[A block of data]
******
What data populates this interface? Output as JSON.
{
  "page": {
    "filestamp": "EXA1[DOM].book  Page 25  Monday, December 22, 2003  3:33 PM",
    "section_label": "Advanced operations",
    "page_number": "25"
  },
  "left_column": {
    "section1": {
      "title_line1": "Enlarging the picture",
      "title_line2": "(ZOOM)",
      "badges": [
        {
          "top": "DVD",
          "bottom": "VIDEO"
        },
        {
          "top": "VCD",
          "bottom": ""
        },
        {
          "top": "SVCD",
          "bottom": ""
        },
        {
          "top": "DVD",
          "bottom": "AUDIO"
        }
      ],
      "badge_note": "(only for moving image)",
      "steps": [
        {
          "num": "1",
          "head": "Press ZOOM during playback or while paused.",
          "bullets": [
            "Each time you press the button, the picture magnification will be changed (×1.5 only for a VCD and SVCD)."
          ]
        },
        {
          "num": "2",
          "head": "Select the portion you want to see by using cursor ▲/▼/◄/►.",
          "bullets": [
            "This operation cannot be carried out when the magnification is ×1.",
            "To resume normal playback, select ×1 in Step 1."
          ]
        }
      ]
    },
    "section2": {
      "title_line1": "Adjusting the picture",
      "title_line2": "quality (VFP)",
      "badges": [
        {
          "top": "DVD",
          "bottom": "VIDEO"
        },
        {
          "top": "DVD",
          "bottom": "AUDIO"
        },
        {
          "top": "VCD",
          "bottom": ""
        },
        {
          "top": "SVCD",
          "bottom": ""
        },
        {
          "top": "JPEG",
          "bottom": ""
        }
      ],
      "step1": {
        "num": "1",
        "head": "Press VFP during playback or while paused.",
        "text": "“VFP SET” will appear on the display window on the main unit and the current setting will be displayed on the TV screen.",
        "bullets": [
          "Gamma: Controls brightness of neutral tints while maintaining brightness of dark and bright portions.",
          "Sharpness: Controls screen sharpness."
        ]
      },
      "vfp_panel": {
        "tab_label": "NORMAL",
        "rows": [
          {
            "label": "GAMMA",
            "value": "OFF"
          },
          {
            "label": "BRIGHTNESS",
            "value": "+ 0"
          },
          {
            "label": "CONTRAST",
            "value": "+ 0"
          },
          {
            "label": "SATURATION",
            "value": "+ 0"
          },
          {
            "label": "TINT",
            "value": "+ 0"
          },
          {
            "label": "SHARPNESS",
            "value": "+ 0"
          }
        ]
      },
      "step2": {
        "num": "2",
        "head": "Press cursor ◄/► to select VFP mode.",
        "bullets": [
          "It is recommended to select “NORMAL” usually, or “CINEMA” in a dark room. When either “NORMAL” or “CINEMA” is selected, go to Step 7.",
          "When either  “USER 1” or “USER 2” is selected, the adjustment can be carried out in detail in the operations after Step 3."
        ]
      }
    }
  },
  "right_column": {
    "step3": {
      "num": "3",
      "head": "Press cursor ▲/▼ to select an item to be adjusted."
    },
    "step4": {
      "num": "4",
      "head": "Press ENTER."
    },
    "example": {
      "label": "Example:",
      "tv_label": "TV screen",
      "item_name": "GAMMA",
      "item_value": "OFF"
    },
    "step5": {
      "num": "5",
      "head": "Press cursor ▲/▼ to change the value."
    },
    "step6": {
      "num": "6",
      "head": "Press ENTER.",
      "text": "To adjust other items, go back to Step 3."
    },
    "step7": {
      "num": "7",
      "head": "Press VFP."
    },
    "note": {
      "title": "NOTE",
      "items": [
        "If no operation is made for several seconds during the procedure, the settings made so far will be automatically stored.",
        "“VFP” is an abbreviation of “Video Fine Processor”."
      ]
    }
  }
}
******
Requirement ▸ Identify the lines above with the word "only". Copy them.

Task answer ▸
      "badge_note": "(only for moving image)",
            "Each time you press the button, the picture magnification will be changed (×1.5 only for a VCD and SVCD)."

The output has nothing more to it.